--- Begin ---
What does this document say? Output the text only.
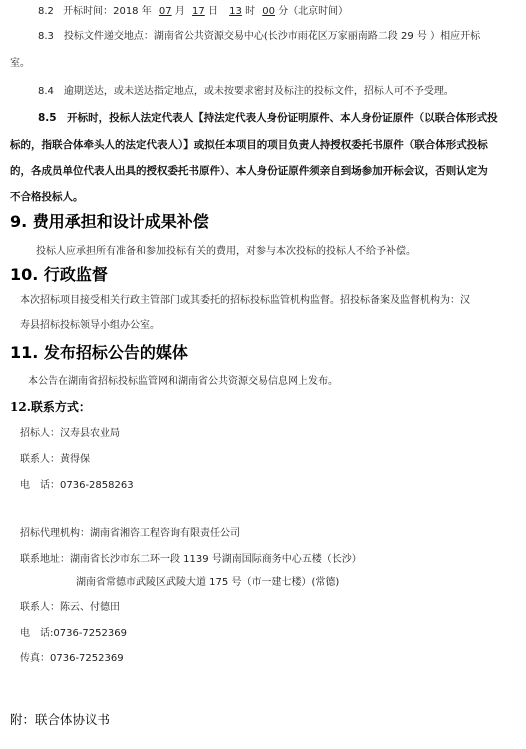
8.2 开标时间：2018 年 07 月 17 日 13 时 00 分（北京时间）
8.3　投标文件递交地点：湖南省公共资源交易中心(长沙市雨花区万家丽南路二段 29 号 ）相应开标
室。
8.4　逾期送达，或未送达指定地点，或未按要求密封及标注的投标文件，招标人可不予受理。
8.5　开标时，投标人法定代表人【持法定代表人身份证明原件、本人身份证原件（以联合体形式投
标的，指联合体牵头人的法定代表人）】或拟任本项目的项目负责人持授权委托书原件（联合体形式投标
的，各成员单位代表人出具的授权委托书原件）、本人身份证原件须亲自到场参加开标会议，否则认定为
不合格投标人。
9. 费用承担和设计成果补偿
投标人应承担所有准备和参加投标有关的费用，对参与本次投标的投标人不给予补偿。
10. 行政监督
本次招标项目接受相关行政主管部门或其委托的招标投标监管机构监督。招投标备案及监督机构为：汉
寿县招标投标领导小组办公室。
11. 发布招标公告的媒体
本公告在湖南省招标投标监管网和湖南省公共资源交易信息网上发布。
12.联系方式：
招标人：汉寿县农业局
联系人：黄得保
电　话：0736-2858263
招标代理机构：湖南省湘咨工程咨询有限责任公司
联系地址：湖南省长沙市东二环一段 1139 号湖南国际商务中心五楼（长沙）
湖南省常德市武陵区武陵大道 175 号（市一建七楼）(常德)
联系人：陈云、付德田
电　话:0736-7252369
传真：0736-7252369
附：联合体协议书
--- End ---
Without including the pictures, reproduce all entries exactly.

What does this document say? Output the text only.
8.2 开标时间：2018 年 07 月 17 日 13 时 00 分（北京时间）
8.3　投标文件递交地点：湖南省公共资源交易中心(长沙市雨花区万家丽南路二段 29 号 ）相应开标
室。
8.4　逾期送达，或未送达指定地点，或未按要求密封及标注的投标文件，招标人可不予受理。
8.5　开标时，投标人法定代表人【持法定代表人身份证明原件、本人身份证原件（以联合体形式投
标的，指联合体牵头人的法定代表人）】或拟任本项目的项目负责人持授权委托书原件（联合体形式投标
的，各成员单位代表人出具的授权委托书原件）、本人身份证原件须亲自到场参加开标会议，否则认定为
不合格投标人。
9. 费用承担和设计成果补偿
投标人应承担所有准备和参加投标有关的费用，对参与本次投标的投标人不给予补偿。
10. 行政监督
本次招标项目接受相关行政主管部门或其委托的招标投标监管机构监督。招投标备案及监督机构为：汉
寿县招标投标领导小组办公室。
11. 发布招标公告的媒体
本公告在湖南省招标投标监管网和湖南省公共资源交易信息网上发布。
12.联系方式：
招标人：汉寿县农业局
联系人：黄得保
电　话：0736-2858263
招标代理机构：湖南省湘咨工程咨询有限责任公司
联系地址：湖南省长沙市东二环一段 1139 号湖南国际商务中心五楼（长沙）
湖南省常德市武陵区武陵大道 175 号（市一建七楼）(常德)
联系人：陈云、付德田
电　话:0736-7252369
传真：0736-7252369
附：联合体协议书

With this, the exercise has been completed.